__THE DATA__:
+--
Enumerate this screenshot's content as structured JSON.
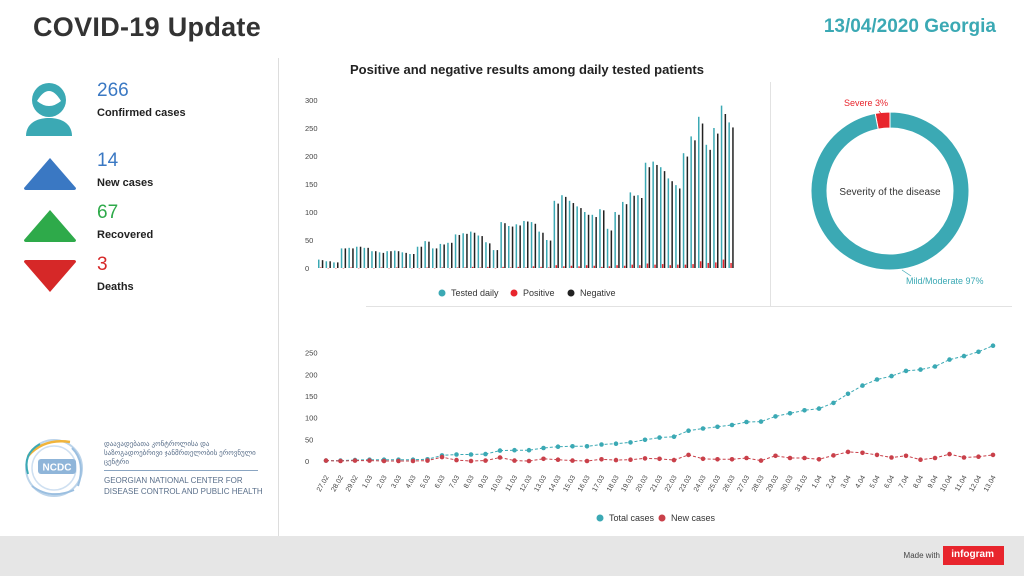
{
  "header": {
    "title": "COVID-19 Update",
    "date": "13/04/2020 Georgia"
  },
  "stats": [
    {
      "value": "266",
      "label": "Confirmed cases",
      "color": "#3a78c3"
    },
    {
      "value": "14",
      "label": "New cases",
      "color": "#3a78c3"
    },
    {
      "value": "67",
      "label": "Recovered",
      "color": "#2eaa4a"
    },
    {
      "value": "3",
      "label": "Deaths",
      "color": "#d62828"
    }
  ],
  "logo": {
    "abbr": "NCDC",
    "georgian": "დაავადებათა კონტროლისა და საზოგადოებრივი ჯანმრთელობის ეროვნული ცენტრი",
    "english": "GEORGIAN NATIONAL CENTER FOR DISEASE CONTROL AND PUBLIC HEALTH"
  },
  "footer": {
    "made_with": "Made with",
    "brand": "infogram"
  },
  "chart_data": [
    {
      "type": "bar",
      "title": "Positive and negative results among daily tested patients",
      "ylim": [
        0,
        300
      ],
      "yticks": [
        0,
        50,
        100,
        150,
        200,
        250,
        300
      ],
      "legend": [
        "Tested daily",
        "Positive",
        "Negative"
      ],
      "colors": [
        "#3ba9b4",
        "#e8252d",
        "#222222"
      ],
      "series": [
        {
          "name": "Tested daily",
          "values": [
            15,
            12,
            10,
            35,
            36,
            38,
            36,
            30,
            28,
            30,
            31,
            28,
            25,
            38,
            48,
            35,
            43,
            45,
            60,
            62,
            65,
            58,
            46,
            32,
            82,
            75,
            78,
            84,
            82,
            65,
            50,
            120,
            130,
            120,
            110,
            100,
            95,
            105,
            70,
            100,
            118,
            135,
            130,
            188,
            190,
            180,
            160,
            148,
            205,
            235,
            270,
            220,
            250,
            290,
            260
          ]
        },
        {
          "name": "Positive",
          "values": [
            1,
            0,
            0,
            0,
            1,
            0,
            0,
            0,
            1,
            0,
            1,
            1,
            0,
            0,
            1,
            0,
            1,
            0,
            1,
            1,
            2,
            1,
            2,
            0,
            2,
            1,
            2,
            1,
            3,
            2,
            1,
            5,
            3,
            4,
            3,
            5,
            4,
            2,
            3,
            5,
            4,
            6,
            5,
            8,
            6,
            7,
            5,
            6,
            6,
            7,
            12,
            9,
            10,
            15,
            9
          ]
        },
        {
          "name": "Negative",
          "values": [
            14,
            12,
            10,
            35,
            35,
            38,
            36,
            30,
            27,
            30,
            30,
            27,
            25,
            38,
            47,
            35,
            42,
            45,
            59,
            61,
            63,
            57,
            44,
            32,
            80,
            74,
            76,
            83,
            79,
            63,
            49,
            115,
            127,
            116,
            107,
            95,
            91,
            103,
            67,
            95,
            114,
            129,
            125,
            180,
            184,
            173,
            155,
            142,
            199,
            228,
            258,
            211,
            240,
            275,
            251
          ]
        }
      ]
    },
    {
      "type": "pie",
      "title": "Severity of the disease",
      "slices": [
        {
          "label": "Mild/Moderate 97%",
          "value": 97,
          "color": "#3ba9b4"
        },
        {
          "label": "Severe 3%",
          "value": 3,
          "color": "#e8252d"
        }
      ]
    },
    {
      "type": "line",
      "categories": [
        "27.02",
        "28.02",
        "29.02",
        "1.03",
        "2.03",
        "3.03",
        "4.03",
        "5.03",
        "6.03",
        "7.03",
        "8.03",
        "9.03",
        "10.03",
        "11.03",
        "12.03",
        "13.03",
        "14.03",
        "15.03",
        "16.03",
        "17.03",
        "18.03",
        "19.03",
        "20.03",
        "21.03",
        "22.03",
        "23.03",
        "24.03",
        "25.03",
        "26.03",
        "27.03",
        "28.03",
        "29.03",
        "30.03",
        "31.03",
        "1.04",
        "2.04",
        "3.04",
        "4.04",
        "5.04",
        "6.04",
        "7.04",
        "8.04",
        "9.04",
        "10.04",
        "11.04",
        "12.04",
        "13.04"
      ],
      "ylim": [
        0,
        270
      ],
      "yticks": [
        0,
        50,
        100,
        150,
        200,
        250
      ],
      "legend": [
        "Total cases",
        "New cases"
      ],
      "colors": [
        "#3ba9b4",
        "#c9404a"
      ],
      "series": [
        {
          "name": "Total cases",
          "values": [
            1,
            1,
            2,
            3,
            3,
            3,
            3,
            4,
            13,
            15,
            15,
            16,
            24,
            25,
            25,
            30,
            33,
            34,
            34,
            38,
            40,
            43,
            49,
            54,
            56,
            70,
            75,
            79,
            83,
            90,
            91,
            103,
            110,
            117,
            121,
            134,
            155,
            174,
            188,
            196,
            208,
            211,
            218,
            234,
            242,
            252,
            266
          ]
        },
        {
          "name": "New cases",
          "values": [
            1,
            0,
            1,
            1,
            0,
            0,
            0,
            1,
            9,
            2,
            0,
            1,
            8,
            1,
            0,
            5,
            3,
            1,
            0,
            4,
            2,
            3,
            6,
            5,
            2,
            14,
            5,
            4,
            4,
            7,
            1,
            12,
            7,
            7,
            4,
            13,
            21,
            19,
            14,
            8,
            12,
            3,
            7,
            16,
            8,
            10,
            14
          ]
        }
      ]
    }
  ]
}
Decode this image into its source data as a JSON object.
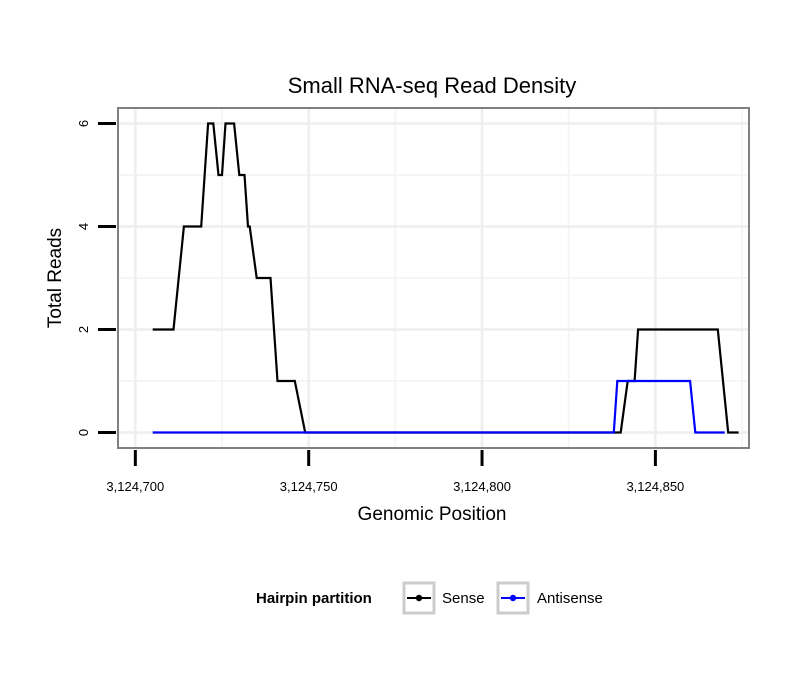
{
  "chart_data": {
    "type": "line",
    "title": "Small RNA-seq Read Density",
    "xlabel": "Genomic Position",
    "ylabel": "Total Reads",
    "xlim": [
      3124695,
      3124877
    ],
    "ylim": [
      -0.3,
      6.3
    ],
    "x_ticks": [
      3124700,
      3124750,
      3124800,
      3124850
    ],
    "x_tick_labels": [
      "3,124,700",
      "3,124,750",
      "3,124,800",
      "3,124,850"
    ],
    "y_ticks": [
      0,
      2,
      4,
      6
    ],
    "y_tick_labels": [
      "0",
      "2",
      "4",
      "6"
    ],
    "grid": true,
    "legend": {
      "title": "Hairpin partition",
      "position": "bottom"
    },
    "series": [
      {
        "name": "Sense",
        "color": "#000000",
        "points": [
          [
            3124705,
            2
          ],
          [
            3124711,
            2
          ],
          [
            3124714,
            4
          ],
          [
            3124719,
            4
          ],
          [
            3124721,
            6
          ],
          [
            3124722.5,
            6
          ],
          [
            3124724,
            5
          ],
          [
            3124725,
            5
          ],
          [
            3124726,
            6
          ],
          [
            3124728.5,
            6
          ],
          [
            3124730,
            5
          ],
          [
            3124731.5,
            5
          ],
          [
            3124732.5,
            4
          ],
          [
            3124733,
            4
          ],
          [
            3124735,
            3
          ],
          [
            3124739,
            3
          ],
          [
            3124741,
            1
          ],
          [
            3124746,
            1
          ],
          [
            3124749,
            0
          ],
          [
            3124840,
            0
          ],
          [
            3124842,
            1
          ],
          [
            3124844,
            1
          ],
          [
            3124845,
            2
          ],
          [
            3124868,
            2
          ],
          [
            3124871,
            0
          ],
          [
            3124874,
            0
          ]
        ]
      },
      {
        "name": "Antisense",
        "color": "#0000ff",
        "points": [
          [
            3124705,
            0
          ],
          [
            3124838,
            0
          ],
          [
            3124839,
            1
          ],
          [
            3124860,
            1
          ],
          [
            3124861.5,
            0
          ],
          [
            3124870,
            0
          ]
        ]
      }
    ]
  }
}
+--
__TRY IT__: Where a line of the entries contains the word "name", copy that line.

__ANSWER TO THIS EXERCISE__:
          "name": "Tested daily",
          "name": "Positive",
          "name": "Negative",
          "name": "Total cases",
          "name": "New cases",
        "name": "Sense",
        "name": "Antisense",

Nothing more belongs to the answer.